- _Verilen metin_

↓↓↓

Ankara’da “%99 Ayakta” Semineri
Ankara’dan bir işçi
Kapitalizm sürüklendiği kriz koşulları içinde debelenip durmaya devam ederken dünya işçi sınıfı da haklı mücadelesini her geçen gün daha da yukarılara taşıyor. Tüm dünyayı saran kriz koşulları işçi sınıfı için işsizlik, yoksulluk, savaş, saldırı paketleri biçiminde yansımasını bulmaktadır. Patronlar sınıfı bu kriz koşullarından kurtulmanın yolunu genel olarak savaşlarda, “kemer sıkma” politikalarında bulur ve işçi sınıfı kendi savaşları olmayan bu haksız savaşlarda zorla bir taraf yapılır, can verir. Ancak patronlar sınıfının elinde savaş gücü varken işçi sınıfının elinde de mücadele silahı var. Özellikle son yıllarda yaşanan mücadeleler bunun en önemli göstergeleridir.

↑↑↑

- _Girdi satırları_
↓↓↓

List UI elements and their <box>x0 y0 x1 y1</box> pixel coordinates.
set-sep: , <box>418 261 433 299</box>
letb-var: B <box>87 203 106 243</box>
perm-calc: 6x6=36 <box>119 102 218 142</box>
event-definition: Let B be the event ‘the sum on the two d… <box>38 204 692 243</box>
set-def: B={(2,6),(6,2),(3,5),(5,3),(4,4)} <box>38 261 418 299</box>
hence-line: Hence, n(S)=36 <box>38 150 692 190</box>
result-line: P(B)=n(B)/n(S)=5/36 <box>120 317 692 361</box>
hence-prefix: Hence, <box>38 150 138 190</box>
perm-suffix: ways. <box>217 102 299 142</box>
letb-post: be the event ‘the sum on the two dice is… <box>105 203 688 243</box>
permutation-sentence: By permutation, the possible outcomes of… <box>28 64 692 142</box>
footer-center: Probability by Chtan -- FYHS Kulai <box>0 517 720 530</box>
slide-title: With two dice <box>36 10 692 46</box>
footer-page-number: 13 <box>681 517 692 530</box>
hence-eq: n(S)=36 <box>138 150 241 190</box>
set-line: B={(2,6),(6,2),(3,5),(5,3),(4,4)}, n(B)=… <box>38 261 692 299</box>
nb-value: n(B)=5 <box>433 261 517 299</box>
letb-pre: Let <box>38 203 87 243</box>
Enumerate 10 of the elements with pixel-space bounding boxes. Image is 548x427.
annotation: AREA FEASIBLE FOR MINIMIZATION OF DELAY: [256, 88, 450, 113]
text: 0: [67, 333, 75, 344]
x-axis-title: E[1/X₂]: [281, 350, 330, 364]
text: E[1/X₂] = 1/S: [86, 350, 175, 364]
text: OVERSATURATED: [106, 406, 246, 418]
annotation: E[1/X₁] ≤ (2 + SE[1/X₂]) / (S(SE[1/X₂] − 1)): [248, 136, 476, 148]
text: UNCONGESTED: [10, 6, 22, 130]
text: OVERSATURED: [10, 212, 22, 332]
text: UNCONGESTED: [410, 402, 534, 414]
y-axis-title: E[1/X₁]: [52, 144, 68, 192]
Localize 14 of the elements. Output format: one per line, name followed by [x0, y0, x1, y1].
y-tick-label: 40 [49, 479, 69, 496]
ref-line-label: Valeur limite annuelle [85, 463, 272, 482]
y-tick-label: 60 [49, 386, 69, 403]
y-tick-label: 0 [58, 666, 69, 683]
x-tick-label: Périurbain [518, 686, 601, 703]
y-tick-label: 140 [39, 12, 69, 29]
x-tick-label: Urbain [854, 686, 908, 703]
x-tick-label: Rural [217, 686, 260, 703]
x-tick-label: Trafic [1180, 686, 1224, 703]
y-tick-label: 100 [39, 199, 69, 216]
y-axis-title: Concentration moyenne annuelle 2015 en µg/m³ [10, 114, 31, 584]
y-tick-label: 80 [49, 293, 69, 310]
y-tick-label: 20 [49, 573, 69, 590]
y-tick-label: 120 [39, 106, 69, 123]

↑↑↑

- _Yapılacak görev A_
Aşağıdaki ifadelerin verilen metinle uyuşup uyuşmadığını belirtiniz. Her biri için evet ya da hayır deyip kararı belirleyen sözleri metinden aynen alıntılayınız.
(i) Patronlar sınıfı kriz koşullarından kurtulmanın yolunu genel olarak savaşlarda ve "kemer sıkma" politikalarında bulur.
(ii) İşçi sınıfının elinde hiçbir silah yoktur.
(iii) Kriz koşulları işçi sınıfına refah olarak yansımaktadır.
- _Yapılacak görev B_
Girdi satırlarının başından "event-definition: Let B" ifadesinin geçtiği satıra kadar, o satır da dahil olmak üzere her şeyi düzenleyiniz. Bu bölümde "the event" yerine "the outcome" yazınız, başka hiçbir şeyi değiştirmeyiniz ve yalnızca bu satırları veriniz.

- _Yanıt A_
(i) Evet: "Patronlar sınıfı bu kriz koşullarından kurtulmanın yolunu genel olarak savaşlarda, “kemer sıkma” politikalarında bulur"
(ii) Hayır: "işçi sınıfının elinde de mücadele silahı var"
(iii) Hayır: "Tüm dünyayı saran kriz koşulları işçi sınıfı için işsizlik, yoksulluk, savaş, saldırı paketleri biçiminde yansımasını bulmaktadır"

- _Yanıt B_
List UI elements and their <box>x0 y0 x1 y1</box> pixel coordinates.
set-sep: , <box>418 261 433 299</box>
letb-var: B <box>87 203 106 243</box>
perm-calc: 6x6=36 <box>119 102 218 142</box>
event-definition: Let B be the outcome ‘the sum on the two d… <box>38 204 692 243</box>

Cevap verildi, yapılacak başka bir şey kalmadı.